- Data for this task
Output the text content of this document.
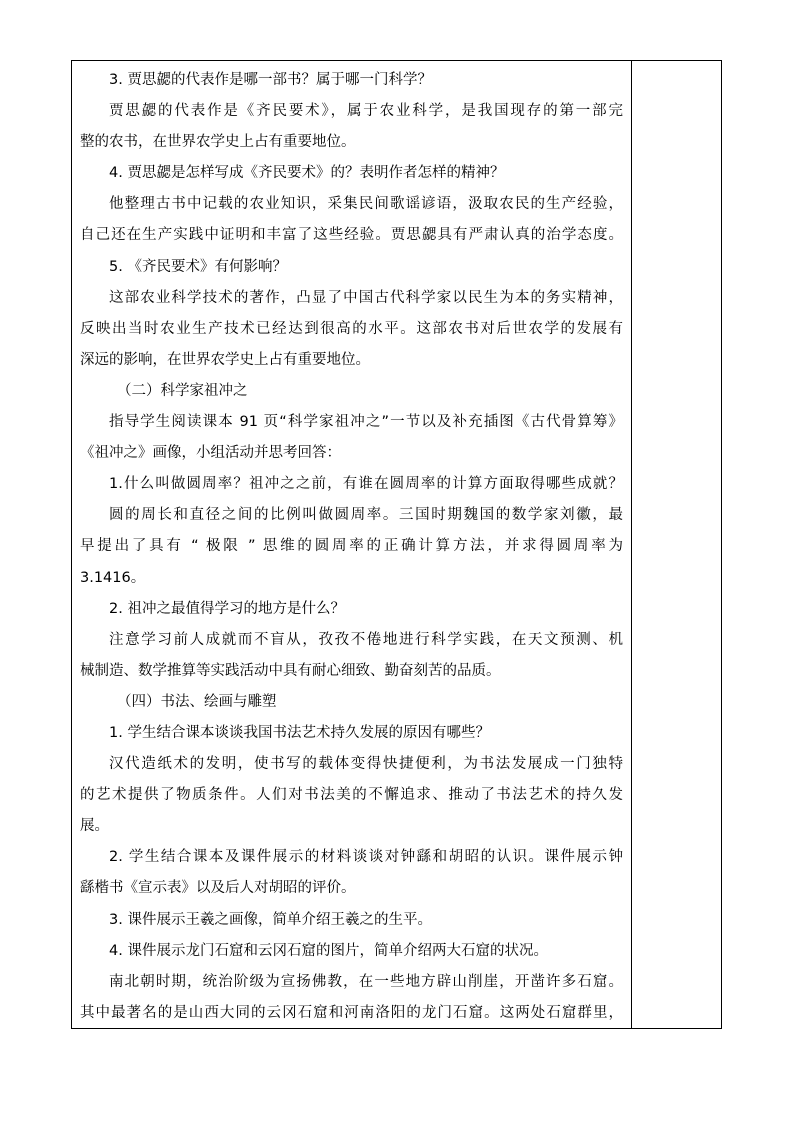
3. 贾思勰的代表作是哪一部书？属于哪一门科学？
贾思勰的代表作是《齐民要术》，属于农业科学，是我国现存的第一部完
整的农书，在世界农学史上占有重要地位。
4. 贾思勰是怎样写成《齐民要术》的？表明作者怎样的精神？
他整理古书中记载的农业知识，采集民间歌谣谚语，汲取农民的生产经验，
自己还在生产实践中证明和丰富了这些经验。贾思勰具有严肃认真的治学态度。
5. 《齐民要术》有何影响？
这部农业科学技术的著作，凸显了中国古代科学家以民生为本的务实精神，
反映出当时农业生产技术已经达到很高的水平。这部农书对后世农学的发展有
深远的影响，在世界农学史上占有重要地位。
（二）科学家祖冲之
指导学生阅读课本 91 页“科学家祖冲之”一节以及补充插图《古代骨算筹》
《祖冲之》画像，小组活动并思考回答：
1.什么叫做圆周率？祖冲之之前，有谁在圆周率的计算方面取得哪些成就？
圆的周长和直径之间的比例叫做圆周率。三国时期魏国的数学家刘徽，最
早提出了具有 “ 极限 ” 思维的圆周率的正确计算方法，并求得圆周率为
3.1416。
2. 祖冲之最值得学习的地方是什么？
注意学习前人成就而不盲从，孜孜不倦地进行科学实践，在天文预测、机
械制造、数学推算等实践活动中具有耐心细致、勤奋刻苦的品质。
（四）书法、绘画与雕塑
1. 学生结合课本谈谈我国书法艺术持久发展的原因有哪些？
汉代造纸术的发明，使书写的载体变得快捷便利，为书法发展成一门独特
的艺术提供了物质条件。人们对书法美的不懈追求、推动了书法艺术的持久发
展。
2. 学生结合课本及课件展示的材料谈谈对钟繇和胡昭的认识。课件展示钟
繇楷书《宣示表》以及后人对胡昭的评价。
3. 课件展示王羲之画像，简单介绍王羲之的生平。
4. 课件展示龙门石窟和云冈石窟的图片，简单介绍两大石窟的状况。
南北朝时期，统治阶级为宣扬佛教，在一些地方辟山削崖，开凿许多石窟。
其中最著名的是山西大同的云冈石窟和河南洛阳的龙门石窟。这两处石窟群里，
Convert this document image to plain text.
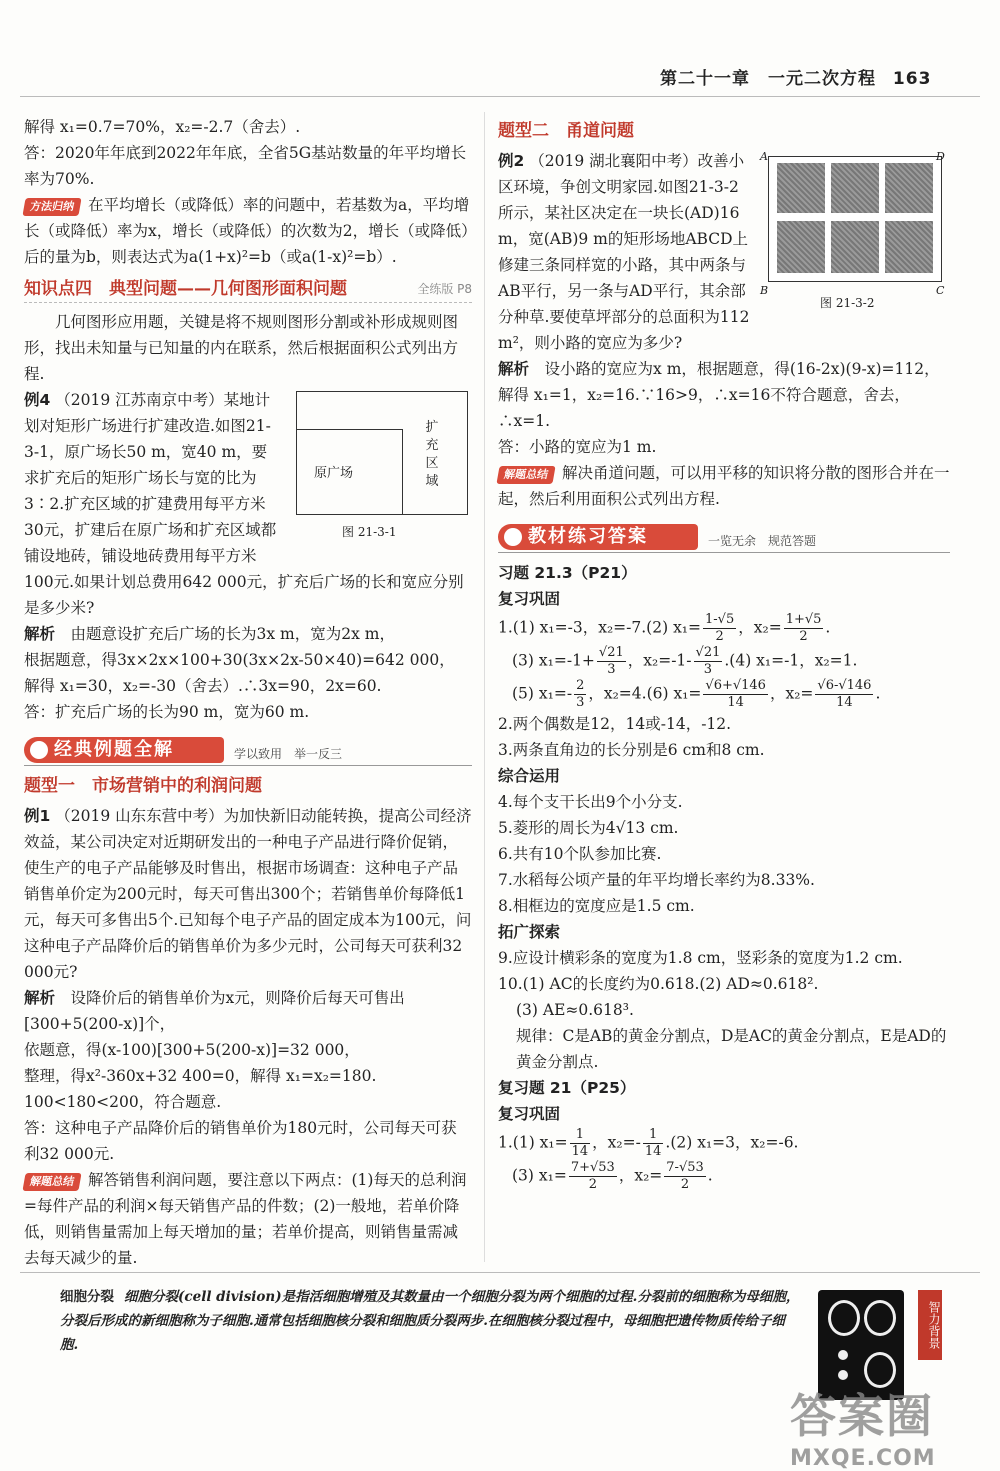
第二十一章　一元二次方程 163

解得 x₁=0.7=70%，x₂=-2.7（舍去）.

答：2020年年底到2022年年底，全省5G基站数量的年平均增长率为70%.

方法归纳 在平均增长（或降低）率的问题中，若基数为a，平均增长（或降低）率为x，增长（或降低）的次数为2，增长（或降低）后的量为b，则表达式为a(1+x)²=b（或a(1-x)²=b）.

知识点四　典型问题——几何图形面积问题	全练版 P8

几何图形应用题，关键是将不规则图形分割或补形成规则图形，找出未知量与已知量的内在联系，然后根据面积公式列出方程.

原广场
扩充区域
图 21-3-1

例4 （2019 江苏南京中考）某地计划对矩形广场进行扩建改造.如图21-3-1，原广场长50 m，宽40 m，要求扩充后的矩形广场长与宽的比为3∶2.扩充区域的扩建费用每平方米30元，扩建后在原广场和扩充区域都铺设地砖，铺设地砖费用每平方米100元.如果计划总费用642 000元，扩充后广场的长和宽应分别是多少米?

解析　 由题意设扩充后广场的长为3x m，宽为2x m，

根据题意，得3x×2x×100+30(3x×2x-50×40)=642 000，

解得 x₁=30，x₂=-30（舍去）.∴3x=90，2x=60.

答：扩充后广场的长为90 m，宽为60 m.

经典例题全解	学以致用　举一反三
题型一　市场营销中的利润问题

例1 （2019 山东东营中考）为加快新旧动能转换，提高公司经济效益，某公司决定对近期研发出的一种电子产品进行降价促销，使生产的电子产品能够及时售出，根据市场调查：这种电子产品销售单价定为200元时，每天可售出300个；若销售单价每降低1元，每天可多售出5个.已知每个电子产品的固定成本为100元，问这种电子产品降价后的销售单价为多少元时，公司每天可获利32 000元?

解析　 设降价后的销售单价为x元，则降价后每天可售出[300+5(200-x)]个，

依题意，得(x-100)[300+5(200-x)]=32 000，

整理，得x²-360x+32 400=0，解得 x₁=x₂=180.

100<180<200，符合题意.

答：这种电子产品降价后的销售单价为180元时，公司每天可获利32 000元.

解题总结 解答销售利润问题，要注意以下两点：(1)每天的总利润=每件产品的利润×每天销售产品的件数；(2)一般地，若单价降低，则销售量需加上每天增加的量；若单价提高，则销售量需减去每天减少的量.

题型二　甬道问题
A	D
B	C
图 21-3-2

例2 （2019 湖北襄阳中考）改善小区环境，争创文明家园.如图21-3-2所示，某社区决定在一块长(AD)16 m，宽(AB)9 m的矩形场地ABCD上修建三条同样宽的小路，其中两条与AB平行，另一条与AD平行，其余部分种草.要使草坪部分的总面积为112 m²，则小路的宽应为多少?

解析　 设小路的宽应为x m，根据题意，得(16-2x)(9-x)=112，解得 x₁=1，x₂=16.∵16>9，∴x=16不符合题意，舍去，∴x=1.

答：小路的宽应为1 m.

解题总结 解决甬道问题，可以用平移的知识将分散的图形合并在一起，然后利用面积公式列出方程.

教材练习答案	一览无余　规范答题

习题 21.3（P21）

复习巩固

1.(1) x₁=-3，x₂=-7.(2) $x_1= \frac{1-√5}{2}$ ，$x_2= \frac{1+√5}{2}$ .

(3) $x_1=-1+ \frac{√21}{3}$ ，$x_2=-1- \frac{√21}{3} .(4)$ x₁=-1，x₂=1.

(5) $x_1=- \frac{2}{3}$ ，x₂=4.(6) $x_1= \frac{√6+√146}{14}$ ，$x_2= \frac{√6-√146}{14}$ .

2.两个偶数是12，14或-14，-12.

3.两条直角边的长分别是6 cm和8 cm.

综合运用

4.每个支干长出9个小分支.

5.菱形的周长为4√13 cm.

6.共有10个队参加比赛.

7.水稻每公顷产量的年平均增长率约为8.33%.

8.相框边的宽度应是1.5 cm.

拓广探索

9.应设计横彩条的宽度为1.8 cm，竖彩条的宽度为1.2 cm.

10.(1) AC的长度约为0.618.(2) AD≈0.618².

(3) AE≈0.618³.

规律：C是AB的黄金分割点，D是AC的黄金分割点，E是AD的黄金分割点.

复习题 21（P25）

复习巩固

1.(1) $x_1= \frac{1}{14}$ ，$x_2=- \frac{1}{14} .(2)$ x₁=3，x₂=-6.

(3) $x_1= \frac{7+√53}{2}$ ，$x_2= \frac{7-√53}{2}$ .

细胞分裂 细胞分裂(cell division)是指活细胞增殖及其数量由一个细胞分裂为两个细胞的过程.分裂前的细胞称为母细胞，分裂后形成的新细胞称为子细胞.通常包括细胞核分裂和细胞质分裂两步.在细胞核分裂过程中，母细胞把遗传物质传给子细胞.	智力背景
答案圈
MXQE.COM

- Written problem
Look above for lines with the word "齐民要术" and copy them all.

- Finished answer
贾思勰的代表作是《齐民要术》，属于农业科学，是我国现存的第一部完
4. 贾思勰是怎样写成《齐民要术》的？表明作者怎样的精神？
5. 《齐民要术》有何影响？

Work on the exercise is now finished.